## PROBLEM DETAILS
Transcribe every line of the records below verbatim, leaving the pictures out of your answer.

## SUPPLIED ENTRIES
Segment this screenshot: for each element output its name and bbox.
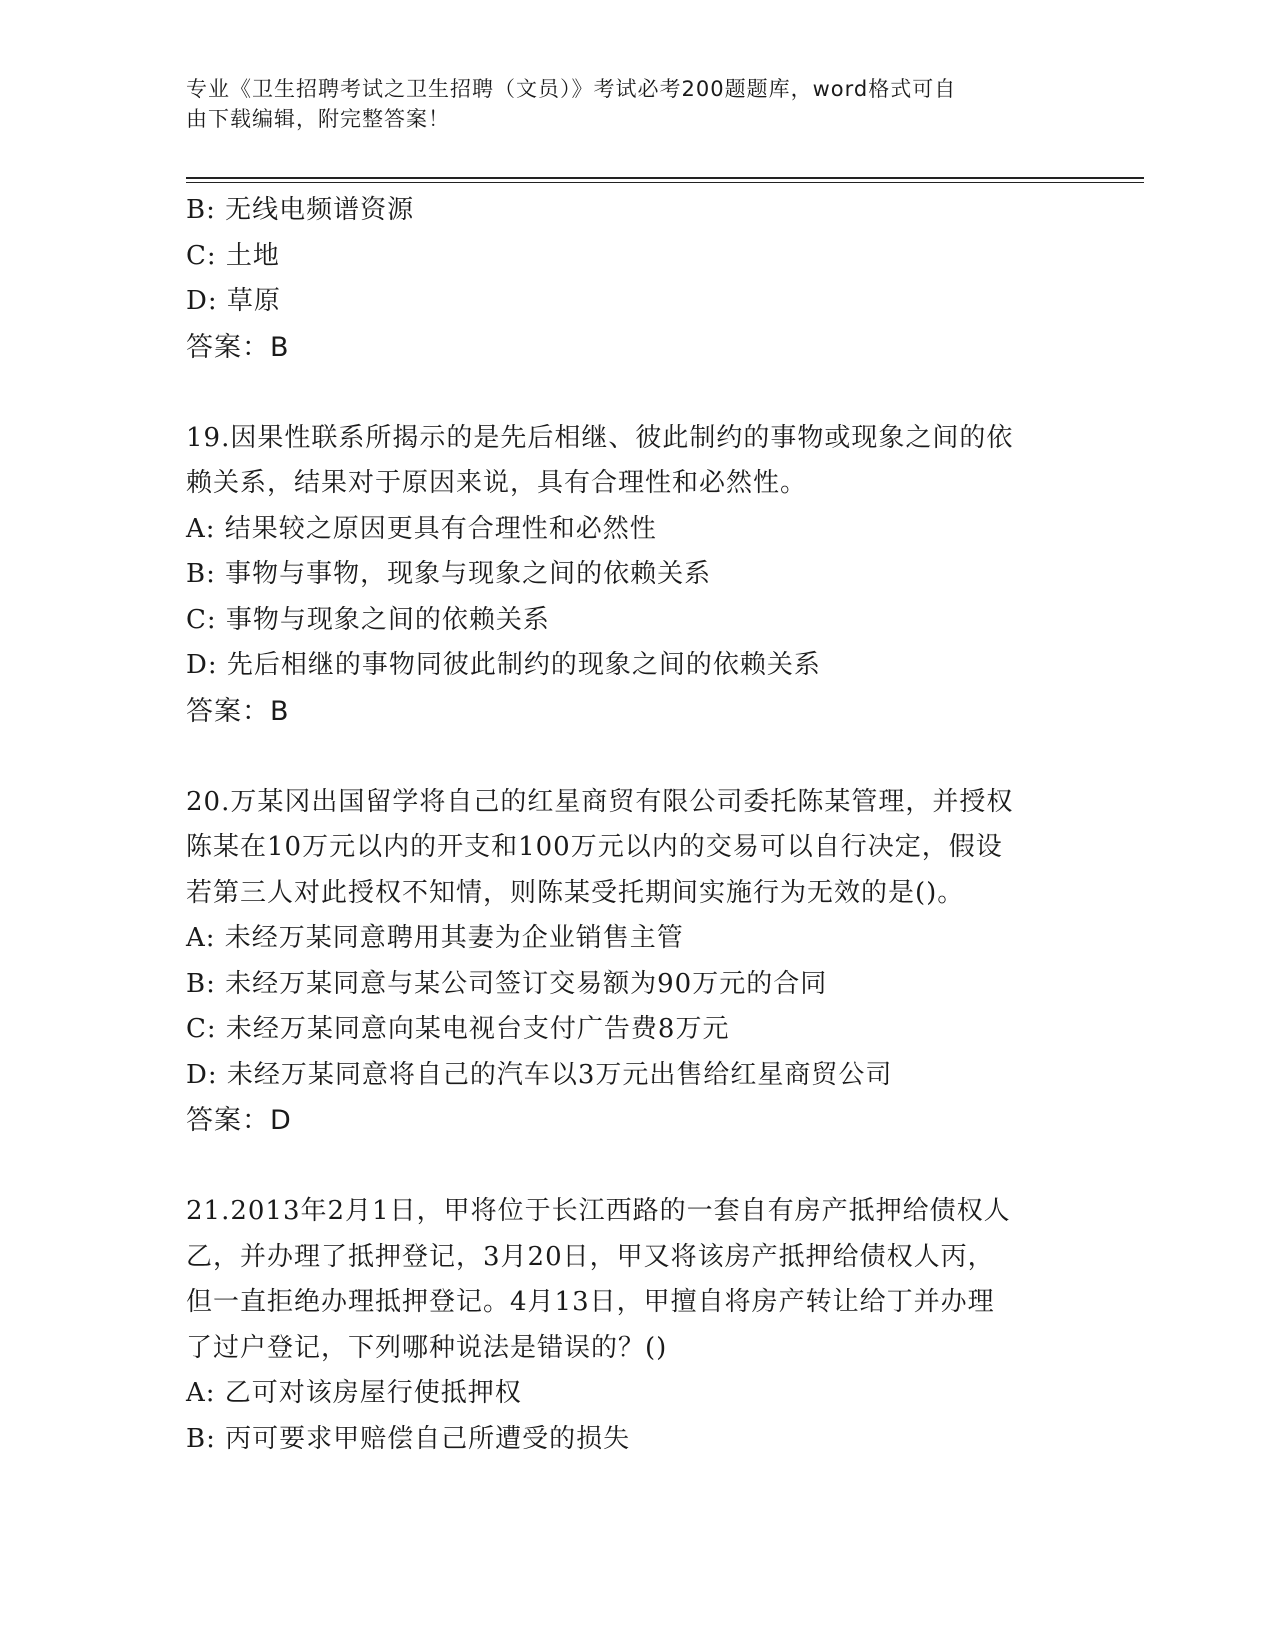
question-stem-line: 21.2013年2月1日，甲将位于长江西路的一套自有房产抵押给债权人 bbox=[186, 1196, 1011, 1226]
spacer bbox=[186, 370, 1096, 416]
header-line-1: 专业《卫生招聘考试之卫生招聘（文员）》考试必考200题题库，word格式可自 bbox=[186, 77, 957, 101]
question-stem-line: 赖关系，结果对于原因来说，具有合理性和必然性。 bbox=[186, 468, 808, 498]
question-stem-line: 若第三人对此授权不知情，则陈某受托期间实施行为无效的是()。 bbox=[186, 877, 965, 908]
question-stem-line: 20.万某冈出国留学将自己的红星商贸有限公司委托陈某管理，并授权 bbox=[186, 786, 1014, 817]
question-list bbox=[186, 188, 1096, 1462]
answer: 答案：B bbox=[186, 331, 290, 363]
option-d: D: 草原 bbox=[186, 286, 281, 316]
option-b: B: 未经万某同意与某公司签订交易额为90万元的合同 bbox=[186, 968, 828, 999]
option-c: C: 事物与现象之间的依赖关系 bbox=[186, 604, 550, 635]
question-19 bbox=[186, 416, 1096, 735]
header-divider-thick bbox=[186, 177, 1144, 179]
option-a: A: 乙可对该房屋行使抵押权 bbox=[186, 1378, 522, 1408]
header-divider-thin bbox=[186, 182, 1144, 183]
option-c: C: 土地 bbox=[186, 240, 280, 271]
option-b: B: 无线电频谱资源 bbox=[186, 195, 415, 225]
spacer bbox=[186, 734, 1096, 780]
question-stem-line: 乙，并办理了抵押登记，3月20日，甲又将该房产抵押给债权人丙， bbox=[186, 1241, 995, 1272]
option-a: A: 结果较之原因更具有合理性和必然性 bbox=[186, 513, 657, 544]
question-21 bbox=[186, 1189, 1096, 1462]
option-b: B: 丙可要求甲赔偿自己所遭受的损失 bbox=[186, 1423, 631, 1454]
option-d: D: 未经万某同意将自己的汽车以3万元出售给红星商贸公司 bbox=[186, 1059, 893, 1090]
question-stem-line: 19.因果性联系所揭示的是先后相继、彼此制约的事物或现象之间的依 bbox=[186, 422, 1014, 453]
answer: 答案：D bbox=[186, 1105, 292, 1136]
header-line-2: 由下载编辑，附完整答案！ bbox=[186, 107, 450, 131]
question-stem-line: 陈某在10万元以内的开支和100万元以内的交易可以自行决定，假设 bbox=[186, 832, 1003, 862]
spacer bbox=[186, 1144, 1096, 1190]
option-d: D: 先后相继的事物同彼此制约的现象之间的依赖关系 bbox=[186, 650, 821, 680]
option-b: B: 事物与事物，现象与现象之间的依赖关系 bbox=[186, 559, 712, 589]
option-c: C: 未经万某同意向某电视台支付广告费8万元 bbox=[186, 1014, 730, 1044]
page-header bbox=[186, 74, 1086, 134]
question-20 bbox=[186, 780, 1096, 1144]
question-stem-line: 但一直拒绝办理抵押登记。4月13日，甲擅自将房产转让给丁并办理 bbox=[186, 1287, 995, 1317]
question-stem-line: 了过户登记，下列哪种说法是错误的？() bbox=[186, 1332, 668, 1363]
answer: 答案：B bbox=[186, 695, 290, 727]
question-18-tail bbox=[186, 188, 1096, 370]
option-a: A: 未经万某同意聘用其妻为企业销售主管 bbox=[186, 923, 684, 953]
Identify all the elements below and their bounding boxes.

## SOLUTION FOR THIS TASK
Segment this screenshot: for each element output its name and bbox.
question-stem-line: 21.2013年2月1日，甲将位于长江西路的一套自有房产抵押给债权人 bbox=[186, 1196, 1011, 1226]
spacer bbox=[186, 370, 1096, 416]
header-line-1: 专业《卫生招聘考试之卫生招聘（文员）》考试必考200题题库，word格式可自 bbox=[186, 77, 957, 101]
question-stem-line: 赖关系，结果对于原因来说，具有合理性和必然性。 bbox=[186, 468, 808, 498]
question-stem-line: 若第三人对此授权不知情，则陈某受托期间实施行为无效的是()。 bbox=[186, 877, 965, 908]
question-stem-line: 20.万某冈出国留学将自己的红星商贸有限公司委托陈某管理，并授权 bbox=[186, 786, 1014, 817]
question-list bbox=[186, 188, 1096, 1462]
answer: 答案：B bbox=[186, 331, 290, 363]
option-d: D: 草原 bbox=[186, 286, 281, 316]
option-b: B: 未经万某同意与某公司签订交易额为90万元的合同 bbox=[186, 968, 828, 999]
option-c: C: 事物与现象之间的依赖关系 bbox=[186, 604, 550, 635]
question-19 bbox=[186, 416, 1096, 735]
header-divider-thick bbox=[186, 177, 1144, 179]
option-a: A: 乙可对该房屋行使抵押权 bbox=[186, 1378, 522, 1408]
header-divider-thin bbox=[186, 182, 1144, 183]
option-c: C: 土地 bbox=[186, 240, 280, 271]
option-b: B: 无线电频谱资源 bbox=[186, 195, 415, 225]
spacer bbox=[186, 734, 1096, 780]
question-stem-line: 乙，并办理了抵押登记，3月20日，甲又将该房产抵押给债权人丙， bbox=[186, 1241, 995, 1272]
option-a: A: 结果较之原因更具有合理性和必然性 bbox=[186, 513, 657, 544]
question-21 bbox=[186, 1189, 1096, 1462]
option-b: B: 丙可要求甲赔偿自己所遭受的损失 bbox=[186, 1423, 631, 1454]
option-d: D: 未经万某同意将自己的汽车以3万元出售给红星商贸公司 bbox=[186, 1059, 893, 1090]
question-stem-line: 19.因果性联系所揭示的是先后相继、彼此制约的事物或现象之间的依 bbox=[186, 422, 1014, 453]
answer: 答案：D bbox=[186, 1105, 292, 1136]
header-line-2: 由下载编辑，附完整答案！ bbox=[186, 107, 450, 131]
question-stem-line: 陈某在10万元以内的开支和100万元以内的交易可以自行决定，假设 bbox=[186, 832, 1003, 862]
spacer bbox=[186, 1144, 1096, 1190]
option-d: D: 先后相继的事物同彼此制约的现象之间的依赖关系 bbox=[186, 650, 821, 680]
option-b: B: 事物与事物，现象与现象之间的依赖关系 bbox=[186, 559, 712, 589]
option-c: C: 未经万某同意向某电视台支付广告费8万元 bbox=[186, 1014, 730, 1044]
page-header bbox=[186, 74, 1086, 134]
question-20 bbox=[186, 780, 1096, 1144]
question-stem-line: 但一直拒绝办理抵押登记。4月13日，甲擅自将房产转让给丁并办理 bbox=[186, 1287, 995, 1317]
question-stem-line: 了过户登记，下列哪种说法是错误的？() bbox=[186, 1332, 668, 1363]
answer: 答案：B bbox=[186, 695, 290, 727]
question-18-tail bbox=[186, 188, 1096, 370]
option-a: A: 未经万某同意聘用其妻为企业销售主管 bbox=[186, 923, 684, 953]
Identify all the elements below and their bounding boxes.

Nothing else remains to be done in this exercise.